Entries.
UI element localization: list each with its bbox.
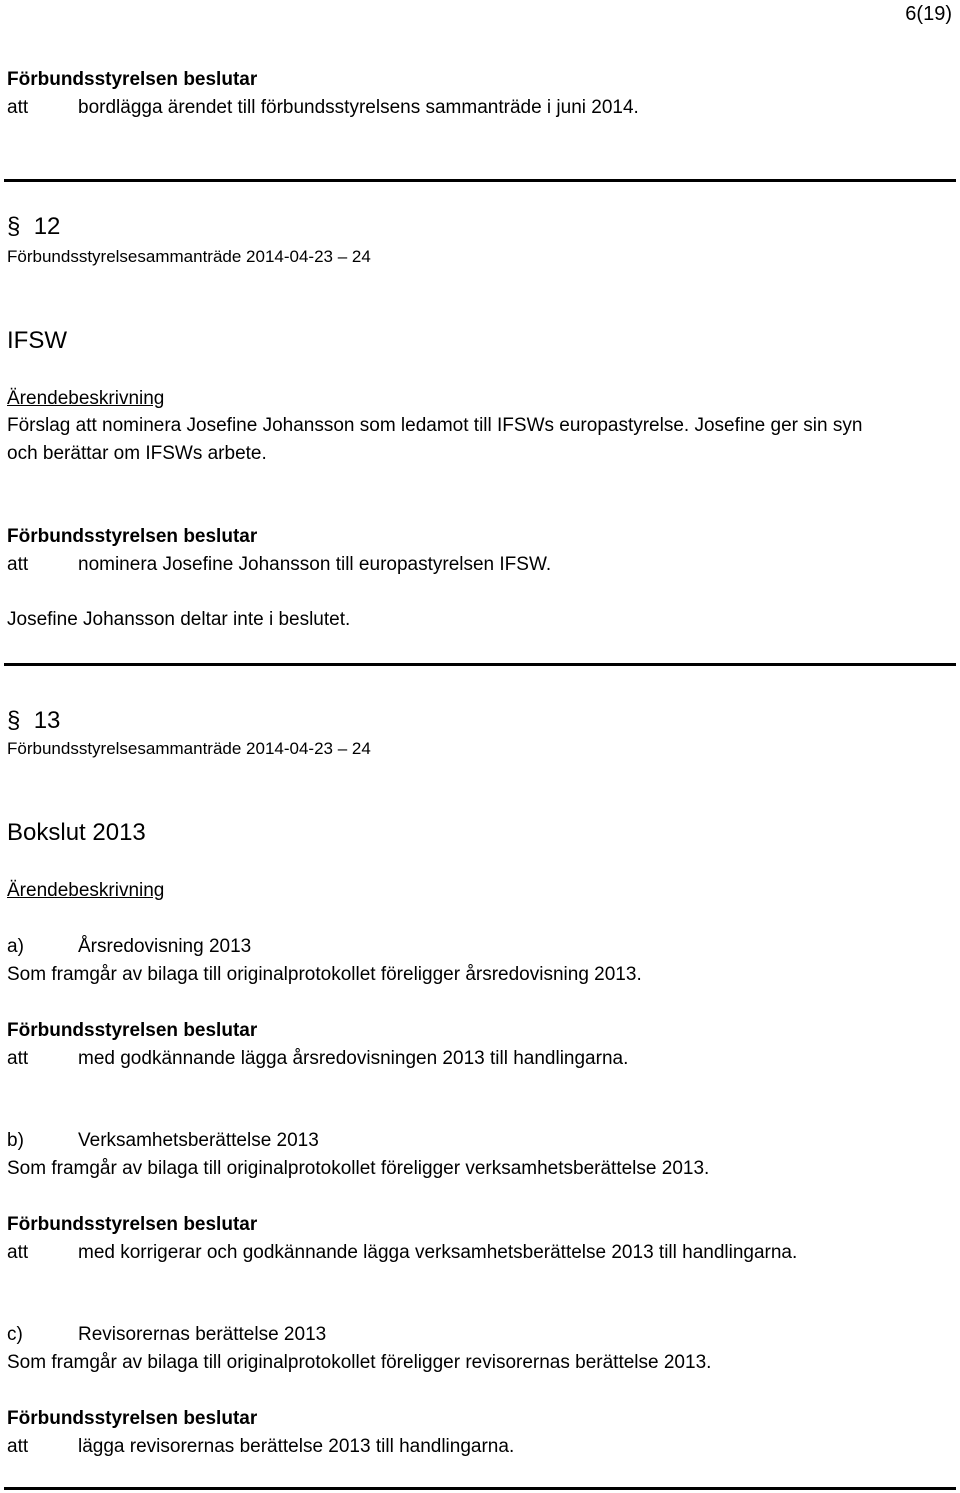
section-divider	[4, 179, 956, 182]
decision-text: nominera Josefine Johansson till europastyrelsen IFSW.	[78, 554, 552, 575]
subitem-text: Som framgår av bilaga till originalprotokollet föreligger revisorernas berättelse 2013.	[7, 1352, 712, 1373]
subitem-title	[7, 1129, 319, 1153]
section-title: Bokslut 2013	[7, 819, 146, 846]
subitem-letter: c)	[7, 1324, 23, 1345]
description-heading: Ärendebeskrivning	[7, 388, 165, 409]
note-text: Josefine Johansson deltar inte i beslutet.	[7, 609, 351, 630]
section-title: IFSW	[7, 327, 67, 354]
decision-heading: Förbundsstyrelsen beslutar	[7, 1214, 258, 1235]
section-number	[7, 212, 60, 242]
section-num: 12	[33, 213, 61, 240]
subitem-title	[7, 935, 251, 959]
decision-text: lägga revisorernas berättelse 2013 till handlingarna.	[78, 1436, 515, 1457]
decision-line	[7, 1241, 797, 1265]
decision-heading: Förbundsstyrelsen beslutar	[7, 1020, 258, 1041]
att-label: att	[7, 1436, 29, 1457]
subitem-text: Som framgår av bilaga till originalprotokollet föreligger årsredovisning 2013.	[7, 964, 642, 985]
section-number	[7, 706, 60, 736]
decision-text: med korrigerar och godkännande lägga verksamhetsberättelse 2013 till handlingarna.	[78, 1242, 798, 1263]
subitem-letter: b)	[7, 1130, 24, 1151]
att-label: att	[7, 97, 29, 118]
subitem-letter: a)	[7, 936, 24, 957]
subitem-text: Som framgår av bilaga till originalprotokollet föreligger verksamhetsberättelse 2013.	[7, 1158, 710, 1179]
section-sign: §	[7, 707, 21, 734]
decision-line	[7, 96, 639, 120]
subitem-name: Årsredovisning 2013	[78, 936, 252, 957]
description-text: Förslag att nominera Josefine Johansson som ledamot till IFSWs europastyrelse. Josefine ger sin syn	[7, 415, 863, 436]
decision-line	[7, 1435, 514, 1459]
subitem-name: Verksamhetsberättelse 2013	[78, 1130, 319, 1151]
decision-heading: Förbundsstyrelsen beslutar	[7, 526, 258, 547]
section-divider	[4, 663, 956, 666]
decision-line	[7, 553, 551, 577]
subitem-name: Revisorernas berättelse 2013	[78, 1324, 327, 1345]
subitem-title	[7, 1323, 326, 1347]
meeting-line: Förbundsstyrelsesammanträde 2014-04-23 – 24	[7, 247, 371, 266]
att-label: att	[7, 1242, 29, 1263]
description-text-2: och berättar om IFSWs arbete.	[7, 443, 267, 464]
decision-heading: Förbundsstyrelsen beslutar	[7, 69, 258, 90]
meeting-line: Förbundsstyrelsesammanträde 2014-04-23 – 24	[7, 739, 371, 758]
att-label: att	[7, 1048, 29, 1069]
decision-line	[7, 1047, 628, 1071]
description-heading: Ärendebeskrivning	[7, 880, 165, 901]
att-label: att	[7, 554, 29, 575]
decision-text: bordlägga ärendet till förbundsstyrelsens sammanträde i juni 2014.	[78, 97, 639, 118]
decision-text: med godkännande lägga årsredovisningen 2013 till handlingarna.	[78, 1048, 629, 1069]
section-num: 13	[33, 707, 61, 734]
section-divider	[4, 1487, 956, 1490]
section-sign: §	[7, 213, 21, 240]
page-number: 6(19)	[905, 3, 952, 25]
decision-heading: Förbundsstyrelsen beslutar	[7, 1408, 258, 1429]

---

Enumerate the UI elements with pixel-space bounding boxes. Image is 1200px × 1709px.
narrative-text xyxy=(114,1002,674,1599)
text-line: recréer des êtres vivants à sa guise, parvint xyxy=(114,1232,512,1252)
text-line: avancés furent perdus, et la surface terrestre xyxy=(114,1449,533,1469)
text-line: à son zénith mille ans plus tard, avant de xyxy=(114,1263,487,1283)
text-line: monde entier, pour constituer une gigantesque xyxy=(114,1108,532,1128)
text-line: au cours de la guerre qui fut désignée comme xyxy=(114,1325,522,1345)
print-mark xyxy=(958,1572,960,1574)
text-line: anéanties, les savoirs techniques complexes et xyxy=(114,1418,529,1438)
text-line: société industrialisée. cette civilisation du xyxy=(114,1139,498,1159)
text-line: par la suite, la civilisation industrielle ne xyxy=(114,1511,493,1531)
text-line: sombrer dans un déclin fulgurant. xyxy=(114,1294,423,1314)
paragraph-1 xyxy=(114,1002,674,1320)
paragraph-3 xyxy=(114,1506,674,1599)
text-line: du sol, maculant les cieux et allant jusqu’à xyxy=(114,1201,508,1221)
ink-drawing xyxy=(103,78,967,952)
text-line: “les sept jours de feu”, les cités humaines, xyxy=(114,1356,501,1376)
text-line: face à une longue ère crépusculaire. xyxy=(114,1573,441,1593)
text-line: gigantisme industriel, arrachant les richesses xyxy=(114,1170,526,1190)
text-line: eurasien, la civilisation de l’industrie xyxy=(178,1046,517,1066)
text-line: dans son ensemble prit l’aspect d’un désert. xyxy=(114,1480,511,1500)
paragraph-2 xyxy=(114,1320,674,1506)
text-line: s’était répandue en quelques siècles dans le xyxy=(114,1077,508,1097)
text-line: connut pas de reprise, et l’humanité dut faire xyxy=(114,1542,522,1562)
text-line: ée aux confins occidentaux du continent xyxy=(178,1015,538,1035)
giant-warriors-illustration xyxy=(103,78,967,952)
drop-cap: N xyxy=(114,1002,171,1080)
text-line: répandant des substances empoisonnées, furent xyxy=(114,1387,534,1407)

* * *

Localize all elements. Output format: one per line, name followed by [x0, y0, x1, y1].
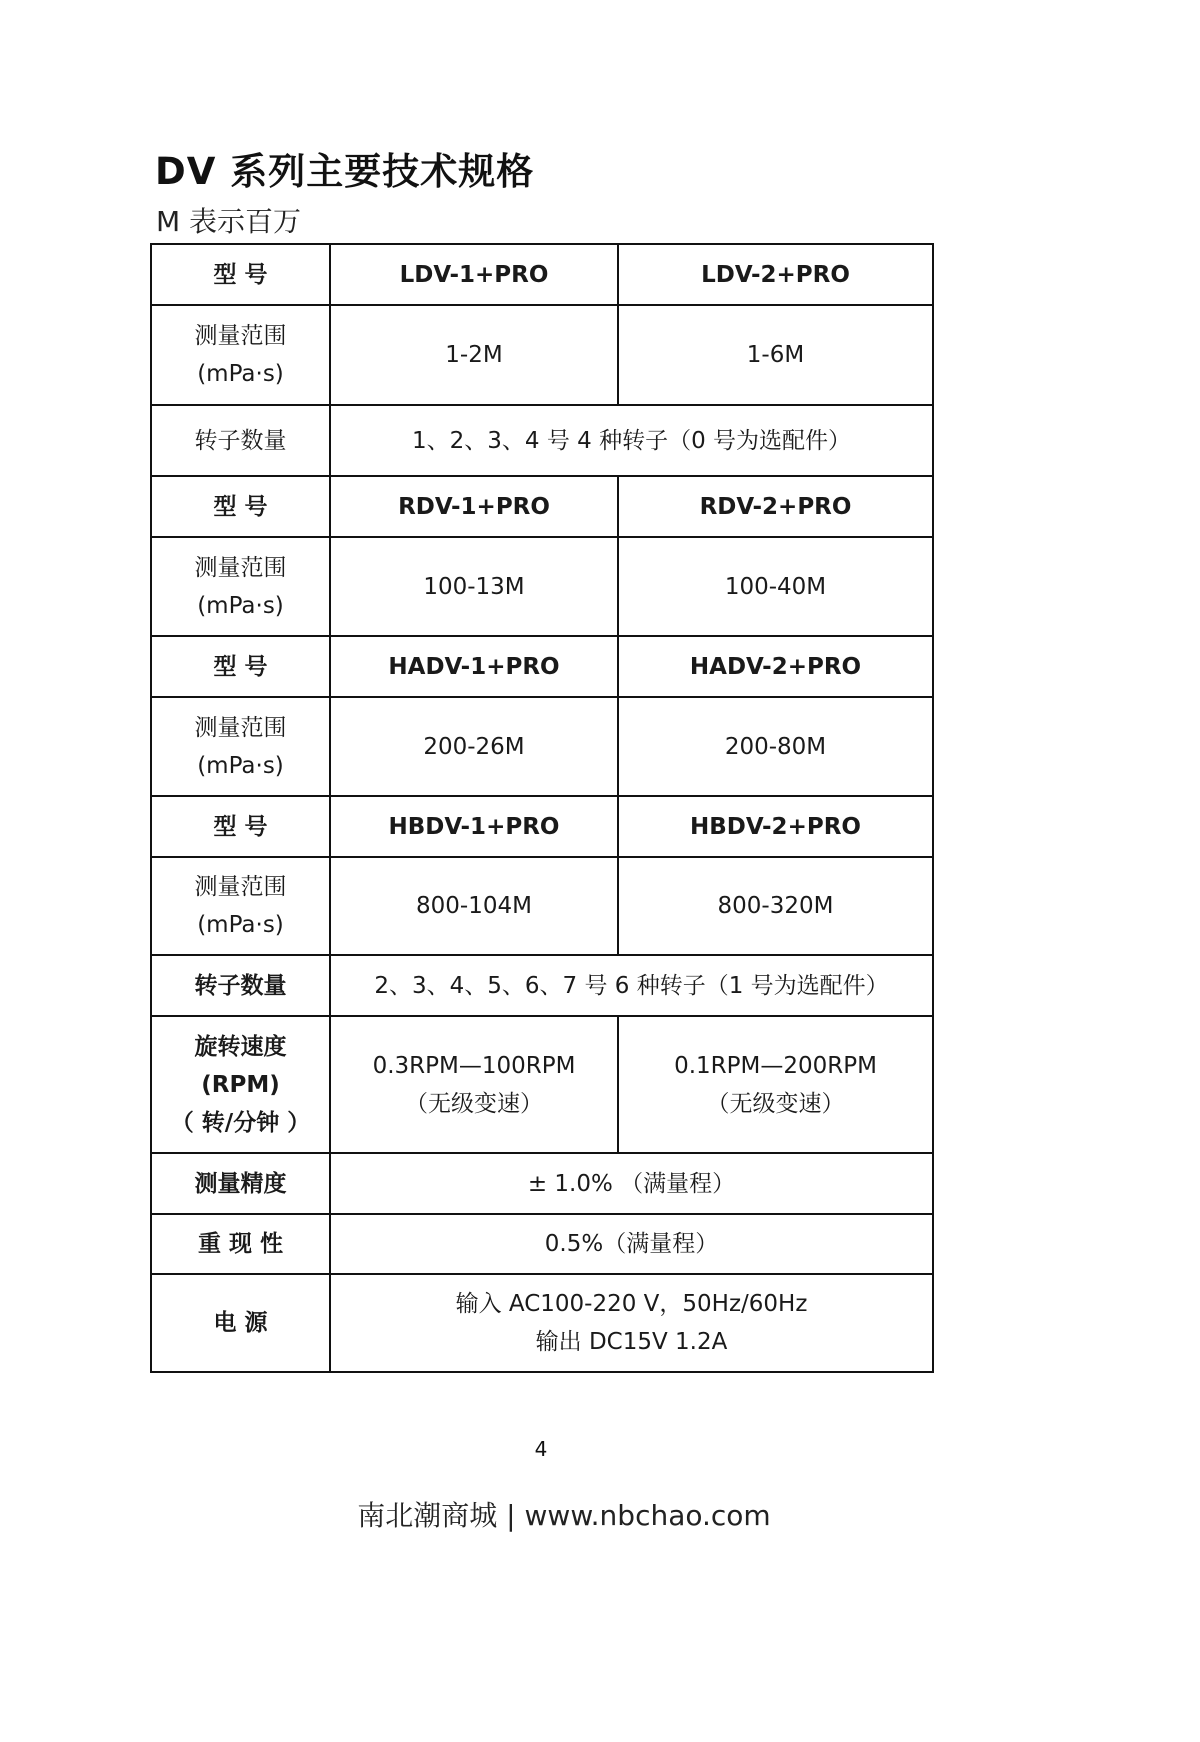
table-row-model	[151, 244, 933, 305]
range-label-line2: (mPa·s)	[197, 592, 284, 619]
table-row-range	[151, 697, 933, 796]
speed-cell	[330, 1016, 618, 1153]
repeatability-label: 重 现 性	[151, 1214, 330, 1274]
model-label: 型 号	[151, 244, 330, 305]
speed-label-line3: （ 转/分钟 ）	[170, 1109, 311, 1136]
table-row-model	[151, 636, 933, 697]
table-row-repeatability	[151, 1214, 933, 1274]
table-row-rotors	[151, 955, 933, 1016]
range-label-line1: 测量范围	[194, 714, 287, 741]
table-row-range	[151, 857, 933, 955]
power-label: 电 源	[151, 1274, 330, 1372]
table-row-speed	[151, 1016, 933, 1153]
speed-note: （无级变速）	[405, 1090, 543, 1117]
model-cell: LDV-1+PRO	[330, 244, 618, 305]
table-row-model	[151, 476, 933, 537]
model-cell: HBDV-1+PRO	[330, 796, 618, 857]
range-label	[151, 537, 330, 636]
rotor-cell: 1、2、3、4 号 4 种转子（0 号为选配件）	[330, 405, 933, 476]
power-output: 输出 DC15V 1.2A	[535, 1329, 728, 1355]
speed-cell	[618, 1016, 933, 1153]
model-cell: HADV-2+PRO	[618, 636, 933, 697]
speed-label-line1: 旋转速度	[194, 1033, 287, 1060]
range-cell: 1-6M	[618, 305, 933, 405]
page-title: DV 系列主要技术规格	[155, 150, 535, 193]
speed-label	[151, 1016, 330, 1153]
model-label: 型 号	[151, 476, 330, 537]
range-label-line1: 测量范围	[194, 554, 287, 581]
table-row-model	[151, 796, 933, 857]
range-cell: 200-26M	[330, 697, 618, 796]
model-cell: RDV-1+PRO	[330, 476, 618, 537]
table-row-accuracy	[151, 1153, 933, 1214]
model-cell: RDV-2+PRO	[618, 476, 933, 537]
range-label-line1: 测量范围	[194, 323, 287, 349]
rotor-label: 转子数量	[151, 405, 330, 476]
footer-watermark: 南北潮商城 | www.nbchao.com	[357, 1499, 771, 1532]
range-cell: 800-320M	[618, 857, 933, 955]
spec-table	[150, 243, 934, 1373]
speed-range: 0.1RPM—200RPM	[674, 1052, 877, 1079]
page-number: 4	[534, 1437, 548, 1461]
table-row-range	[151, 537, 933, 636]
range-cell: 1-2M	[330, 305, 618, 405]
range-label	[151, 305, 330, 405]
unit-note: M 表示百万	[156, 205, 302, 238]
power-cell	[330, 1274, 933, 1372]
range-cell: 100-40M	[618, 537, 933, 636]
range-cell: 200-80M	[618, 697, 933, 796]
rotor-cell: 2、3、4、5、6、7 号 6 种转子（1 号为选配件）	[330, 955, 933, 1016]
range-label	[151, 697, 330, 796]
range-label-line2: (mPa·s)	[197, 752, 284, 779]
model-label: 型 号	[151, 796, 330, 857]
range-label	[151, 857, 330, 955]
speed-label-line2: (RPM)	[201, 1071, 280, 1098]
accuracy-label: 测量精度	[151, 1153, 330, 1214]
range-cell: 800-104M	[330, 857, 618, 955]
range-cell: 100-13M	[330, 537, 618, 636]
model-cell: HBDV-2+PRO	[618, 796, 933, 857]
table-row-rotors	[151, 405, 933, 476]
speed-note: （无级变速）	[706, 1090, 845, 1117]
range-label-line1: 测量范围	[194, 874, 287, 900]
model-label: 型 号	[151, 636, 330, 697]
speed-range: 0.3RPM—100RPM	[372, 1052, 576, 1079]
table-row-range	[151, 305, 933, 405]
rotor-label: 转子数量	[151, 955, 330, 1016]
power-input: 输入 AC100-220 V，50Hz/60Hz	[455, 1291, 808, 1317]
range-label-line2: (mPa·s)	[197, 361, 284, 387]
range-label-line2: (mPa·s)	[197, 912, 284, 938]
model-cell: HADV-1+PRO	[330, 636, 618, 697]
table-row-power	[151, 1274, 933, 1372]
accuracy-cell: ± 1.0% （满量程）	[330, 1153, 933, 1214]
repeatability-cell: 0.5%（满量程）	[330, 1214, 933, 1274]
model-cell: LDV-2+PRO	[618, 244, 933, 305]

Work instructions.
Can you give the records again from the line with "179, 956, 182]" to the line with "706, 60, 736]", with "Styrelsen beslutar" substituted for "Förbundsstyrelsen beslutar" and nothing else changed? Return only those lines.

Result of this task.
section-divider	[4, 179, 956, 182]
decision-text: nominera Josefine Johansson till europastyrelsen IFSW.	[78, 554, 552, 575]
subitem-text: Som framgår av bilaga till originalprotokollet föreligger revisorernas berättelse 2013.	[7, 1352, 712, 1373]
subitem-title	[7, 1129, 319, 1153]
section-title: Bokslut 2013	[7, 819, 146, 846]
subitem-letter: c)	[7, 1324, 23, 1345]
description-heading: Ärendebeskrivning	[7, 388, 165, 409]
note-text: Josefine Johansson deltar inte i beslutet.	[7, 609, 351, 630]
section-title: IFSW	[7, 327, 67, 354]
decision-heading: Styrelsen beslutar	[7, 1214, 258, 1235]
section-number	[7, 212, 60, 242]
section-num: 12	[33, 213, 61, 240]
subitem-title	[7, 935, 251, 959]
decision-text: lägga revisorernas berättelse 2013 till handlingarna.	[78, 1436, 515, 1457]
decision-line	[7, 1241, 797, 1265]
decision-heading: Styrelsen beslutar	[7, 1020, 258, 1041]
att-label: att	[7, 1436, 29, 1457]
subitem-text: Som framgår av bilaga till originalprotokollet föreligger årsredovisning 2013.	[7, 964, 642, 985]
section-number	[7, 706, 60, 736]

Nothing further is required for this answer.